INSTRUCTIONS FOR THE TASK ▸ Print out each entry below exactly, please.

....................

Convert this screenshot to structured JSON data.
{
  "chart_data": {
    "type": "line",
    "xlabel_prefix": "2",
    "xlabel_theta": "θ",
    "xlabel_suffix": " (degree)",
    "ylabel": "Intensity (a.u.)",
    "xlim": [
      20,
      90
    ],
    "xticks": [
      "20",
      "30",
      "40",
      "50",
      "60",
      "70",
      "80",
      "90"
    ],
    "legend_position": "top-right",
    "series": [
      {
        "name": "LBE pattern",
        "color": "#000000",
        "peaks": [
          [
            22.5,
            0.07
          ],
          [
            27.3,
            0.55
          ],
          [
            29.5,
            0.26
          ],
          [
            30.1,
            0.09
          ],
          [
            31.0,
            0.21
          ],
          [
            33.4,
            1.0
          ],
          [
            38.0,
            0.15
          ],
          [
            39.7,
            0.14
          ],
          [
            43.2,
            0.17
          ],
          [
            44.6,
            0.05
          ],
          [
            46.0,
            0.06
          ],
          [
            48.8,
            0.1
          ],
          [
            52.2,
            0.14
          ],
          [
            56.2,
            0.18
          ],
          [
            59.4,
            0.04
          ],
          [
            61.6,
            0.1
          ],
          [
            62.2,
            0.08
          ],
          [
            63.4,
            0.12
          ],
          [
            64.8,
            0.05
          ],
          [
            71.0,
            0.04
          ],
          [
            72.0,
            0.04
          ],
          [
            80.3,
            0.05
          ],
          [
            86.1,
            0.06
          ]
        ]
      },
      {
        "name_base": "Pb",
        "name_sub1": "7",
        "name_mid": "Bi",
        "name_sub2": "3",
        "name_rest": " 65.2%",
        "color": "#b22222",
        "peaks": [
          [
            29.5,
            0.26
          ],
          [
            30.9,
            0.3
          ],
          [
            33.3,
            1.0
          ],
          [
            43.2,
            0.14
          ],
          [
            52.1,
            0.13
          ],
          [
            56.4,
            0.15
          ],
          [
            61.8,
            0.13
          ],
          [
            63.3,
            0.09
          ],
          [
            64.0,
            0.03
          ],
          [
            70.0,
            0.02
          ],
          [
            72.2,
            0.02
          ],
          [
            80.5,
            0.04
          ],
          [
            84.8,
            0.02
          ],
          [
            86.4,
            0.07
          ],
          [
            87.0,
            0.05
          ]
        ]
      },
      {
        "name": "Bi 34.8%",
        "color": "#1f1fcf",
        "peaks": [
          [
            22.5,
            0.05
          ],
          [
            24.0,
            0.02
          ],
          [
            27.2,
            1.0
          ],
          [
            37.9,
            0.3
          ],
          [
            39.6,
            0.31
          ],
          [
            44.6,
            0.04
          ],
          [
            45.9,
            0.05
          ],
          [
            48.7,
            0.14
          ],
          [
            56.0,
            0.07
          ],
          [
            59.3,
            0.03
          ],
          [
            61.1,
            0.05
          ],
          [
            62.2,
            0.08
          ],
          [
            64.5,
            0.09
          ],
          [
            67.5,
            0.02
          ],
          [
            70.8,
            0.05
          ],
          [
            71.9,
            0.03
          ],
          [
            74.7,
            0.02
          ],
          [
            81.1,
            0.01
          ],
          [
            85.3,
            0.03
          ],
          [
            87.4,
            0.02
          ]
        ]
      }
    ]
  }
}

....................

EXERCISE RESULT ▸
Convert this screenshot to structured JSON data.
{
  "chart_data": {
    "type": "line",
    "xlabel_prefix": "2",
    "xlabel_theta": "θ",
    "xlabel_suffix": " (degree)",
    "ylabel": "Intensity (a.u.)",
    "xlim": [
      20,
      90
    ],
    "xticks": [
      "20",
      "30",
      "40",
      "50",
      "60",
      "70",
      "80",
      "90"
    ],
    "legend_position": "top-right",
    "series": [
      {
        "name": "LBE pattern",
        "color": "#000000",
        "peaks": [
          [
            22.5,
            0.07
          ],
          [
            27.3,
            0.55
          ],
          [
            29.5,
            0.26
          ],
          [
            30.1,
            0.09
          ],
          [
            31.0,
            0.21
          ],
          [
            33.4,
            1.0
          ],
          [
            38.0,
            0.15
          ],
          [
            39.7,
            0.14
          ],
          [
            43.2,
            0.17
          ],
          [
            44.6,
            0.05
          ],
          [
            46.0,
            0.06
          ],
          [
            48.8,
            0.1
          ],
          [
            52.2,
            0.14
          ],
          [
            56.2,
            0.18
          ],
          [
            59.4,
            0.04
          ],
          [
            61.6,
            0.1
          ],
          [
            62.2,
            0.08
          ],
          [
            63.4,
            0.12
          ],
          [
            64.8,
            0.05
          ],
          [
            71.0,
            0.04
          ],
          [
            72.0,
            0.04
          ],
          [
            80.3,
            0.05
          ],
          [
            86.1,
            0.06
          ]
        ]
      },
      {
        "name_base": "Pb",
        "name_sub1": "7",
        "name_mid": "Bi",
        "name_sub2": "3",
        "name_rest": " 65.2%",
        "color": "#b22222",
        "peaks": [
          [
            29.5,
            0.26
          ],
          [
            30.9,
            0.3
          ],
          [
            33.3,
            1.0
          ],
          [
            43.2,
            0.14
          ],
          [
            52.1,
            0.13
          ],
          [
            56.4,
            0.15
          ],
          [
            61.8,
            0.13
          ],
          [
            63.3,
            0.09
          ],
          [
            64.0,
            0.03
          ],
          [
            70.0,
            0.02
          ],
          [
            72.2,
            0.02
          ],
          [
            80.5,
            0.04
          ],
          [
            84.8,
            0.02
          ],
          [
            86.4,
            0.07
          ],
          [
            87.0,
            0.05
          ]
        ]
      },
      {
        "name": "Bi 34.8%",
        "color": "#1f1fcf",
        "peaks": [
          [
            22.5,
            0.05
          ],
          [
            24.0,
            0.02
          ],
          [
            27.2,
            1.0
          ],
          [
            37.9,
            0.3
          ],
          [
            39.6,
            0.31
          ],
          [
            44.6,
            0.04
          ],
          [
            45.9,
            0.05
          ],
          [
            48.7,
            0.14
          ],
          [
            56.0,
            0.07
          ],
          [
            59.3,
            0.03
          ],
          [
            61.1,
            0.05
          ],
          [
            62.2,
            0.08
          ],
          [
            64.5,
            0.09
          ],
          [
            67.5,
            0.02
          ],
          [
            70.8,
            0.05
          ],
          [
            71.9,
            0.03
          ],
          [
            74.7,
            0.02
          ],
          [
            81.1,
            0.01
          ],
          [
            85.3,
            0.03
          ],
          [
            87.4,
            0.02
          ]
        ]
      }
    ]
  }
}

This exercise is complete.